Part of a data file
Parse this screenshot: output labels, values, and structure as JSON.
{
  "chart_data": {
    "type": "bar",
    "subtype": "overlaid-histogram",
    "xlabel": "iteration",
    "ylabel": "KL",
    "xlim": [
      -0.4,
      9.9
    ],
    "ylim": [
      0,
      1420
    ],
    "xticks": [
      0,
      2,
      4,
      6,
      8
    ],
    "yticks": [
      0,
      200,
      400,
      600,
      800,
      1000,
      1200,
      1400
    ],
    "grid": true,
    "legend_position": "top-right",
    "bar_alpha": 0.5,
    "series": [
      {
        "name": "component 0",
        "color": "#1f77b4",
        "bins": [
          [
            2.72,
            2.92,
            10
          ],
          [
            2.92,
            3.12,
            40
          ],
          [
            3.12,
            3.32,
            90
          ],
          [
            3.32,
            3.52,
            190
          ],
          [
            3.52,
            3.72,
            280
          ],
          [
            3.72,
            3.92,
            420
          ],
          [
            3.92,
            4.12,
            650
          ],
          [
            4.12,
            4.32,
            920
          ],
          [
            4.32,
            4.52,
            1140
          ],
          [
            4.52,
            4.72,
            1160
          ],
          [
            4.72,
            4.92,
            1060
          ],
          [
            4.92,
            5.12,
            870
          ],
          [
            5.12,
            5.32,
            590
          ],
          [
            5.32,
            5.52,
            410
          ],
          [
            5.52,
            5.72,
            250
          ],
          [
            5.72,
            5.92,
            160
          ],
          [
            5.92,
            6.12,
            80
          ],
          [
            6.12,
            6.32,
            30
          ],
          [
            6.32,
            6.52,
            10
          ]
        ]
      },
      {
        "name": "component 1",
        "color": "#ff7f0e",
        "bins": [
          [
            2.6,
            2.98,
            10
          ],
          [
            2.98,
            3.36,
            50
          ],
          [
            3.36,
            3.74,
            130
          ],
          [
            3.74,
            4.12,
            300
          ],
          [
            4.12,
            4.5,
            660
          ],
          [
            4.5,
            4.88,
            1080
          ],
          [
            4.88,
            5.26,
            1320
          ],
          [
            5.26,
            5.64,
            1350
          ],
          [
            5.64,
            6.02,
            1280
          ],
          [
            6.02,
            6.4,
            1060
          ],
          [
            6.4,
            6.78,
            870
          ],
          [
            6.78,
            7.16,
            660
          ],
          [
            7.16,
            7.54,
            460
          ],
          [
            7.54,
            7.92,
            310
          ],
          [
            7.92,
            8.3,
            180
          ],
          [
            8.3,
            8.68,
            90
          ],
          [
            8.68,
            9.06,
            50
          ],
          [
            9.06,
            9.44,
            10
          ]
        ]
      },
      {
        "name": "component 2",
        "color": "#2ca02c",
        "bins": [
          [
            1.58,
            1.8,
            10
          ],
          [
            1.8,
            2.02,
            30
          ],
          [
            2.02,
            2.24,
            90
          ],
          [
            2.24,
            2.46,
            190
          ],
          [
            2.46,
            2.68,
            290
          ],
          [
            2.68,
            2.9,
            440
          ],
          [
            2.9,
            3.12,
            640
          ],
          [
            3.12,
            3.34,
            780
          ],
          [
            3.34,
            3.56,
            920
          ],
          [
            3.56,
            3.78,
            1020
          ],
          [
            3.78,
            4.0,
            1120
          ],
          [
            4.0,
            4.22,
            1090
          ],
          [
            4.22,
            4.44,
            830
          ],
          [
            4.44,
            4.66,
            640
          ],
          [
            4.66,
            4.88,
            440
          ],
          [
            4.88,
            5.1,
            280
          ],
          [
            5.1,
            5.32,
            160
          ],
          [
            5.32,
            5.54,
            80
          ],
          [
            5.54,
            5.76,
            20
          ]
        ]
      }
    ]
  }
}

▶ **Stated goal**
All of the material above needs to be copied exactly.

▶ **Worked answer**
Parse this screenshot: output labels, values, and structure as JSON.
{
  "chart_data": {
    "type": "bar",
    "subtype": "overlaid-histogram",
    "xlabel": "iteration",
    "ylabel": "KL",
    "xlim": [
      -0.4,
      9.9
    ],
    "ylim": [
      0,
      1420
    ],
    "xticks": [
      0,
      2,
      4,
      6,
      8
    ],
    "yticks": [
      0,
      200,
      400,
      600,
      800,
      1000,
      1200,
      1400
    ],
    "grid": true,
    "legend_position": "top-right",
    "bar_alpha": 0.5,
    "series": [
      {
        "name": "component 0",
        "color": "#1f77b4",
        "bins": [
          [
            2.72,
            2.92,
            10
          ],
          [
            2.92,
            3.12,
            40
          ],
          [
            3.12,
            3.32,
            90
          ],
          [
            3.32,
            3.52,
            190
          ],
          [
            3.52,
            3.72,
            280
          ],
          [
            3.72,
            3.92,
            420
          ],
          [
            3.92,
            4.12,
            650
          ],
          [
            4.12,
            4.32,
            920
          ],
          [
            4.32,
            4.52,
            1140
          ],
          [
            4.52,
            4.72,
            1160
          ],
          [
            4.72,
            4.92,
            1060
          ],
          [
            4.92,
            5.12,
            870
          ],
          [
            5.12,
            5.32,
            590
          ],
          [
            5.32,
            5.52,
            410
          ],
          [
            5.52,
            5.72,
            250
          ],
          [
            5.72,
            5.92,
            160
          ],
          [
            5.92,
            6.12,
            80
          ],
          [
            6.12,
            6.32,
            30
          ],
          [
            6.32,
            6.52,
            10
          ]
        ]
      },
      {
        "name": "component 1",
        "color": "#ff7f0e",
        "bins": [
          [
            2.6,
            2.98,
            10
          ],
          [
            2.98,
            3.36,
            50
          ],
          [
            3.36,
            3.74,
            130
          ],
          [
            3.74,
            4.12,
            300
          ],
          [
            4.12,
            4.5,
            660
          ],
          [
            4.5,
            4.88,
            1080
          ],
          [
            4.88,
            5.26,
            1320
          ],
          [
            5.26,
            5.64,
            1350
          ],
          [
            5.64,
            6.02,
            1280
          ],
          [
            6.02,
            6.4,
            1060
          ],
          [
            6.4,
            6.78,
            870
          ],
          [
            6.78,
            7.16,
            660
          ],
          [
            7.16,
            7.54,
            460
          ],
          [
            7.54,
            7.92,
            310
          ],
          [
            7.92,
            8.3,
            180
          ],
          [
            8.3,
            8.68,
            90
          ],
          [
            8.68,
            9.06,
            50
          ],
          [
            9.06,
            9.44,
            10
          ]
        ]
      },
      {
        "name": "component 2",
        "color": "#2ca02c",
        "bins": [
          [
            1.58,
            1.8,
            10
          ],
          [
            1.8,
            2.02,
            30
          ],
          [
            2.02,
            2.24,
            90
          ],
          [
            2.24,
            2.46,
            190
          ],
          [
            2.46,
            2.68,
            290
          ],
          [
            2.68,
            2.9,
            440
          ],
          [
            2.9,
            3.12,
            640
          ],
          [
            3.12,
            3.34,
            780
          ],
          [
            3.34,
            3.56,
            920
          ],
          [
            3.56,
            3.78,
            1020
          ],
          [
            3.78,
            4.0,
            1120
          ],
          [
            4.0,
            4.22,
            1090
          ],
          [
            4.22,
            4.44,
            830
          ],
          [
            4.44,
            4.66,
            640
          ],
          [
            4.66,
            4.88,
            440
          ],
          [
            4.88,
            5.1,
            280
          ],
          [
            5.1,
            5.32,
            160
          ],
          [
            5.32,
            5.54,
            80
          ],
          [
            5.54,
            5.76,
            20
          ]
        ]
      }
    ]
  }
}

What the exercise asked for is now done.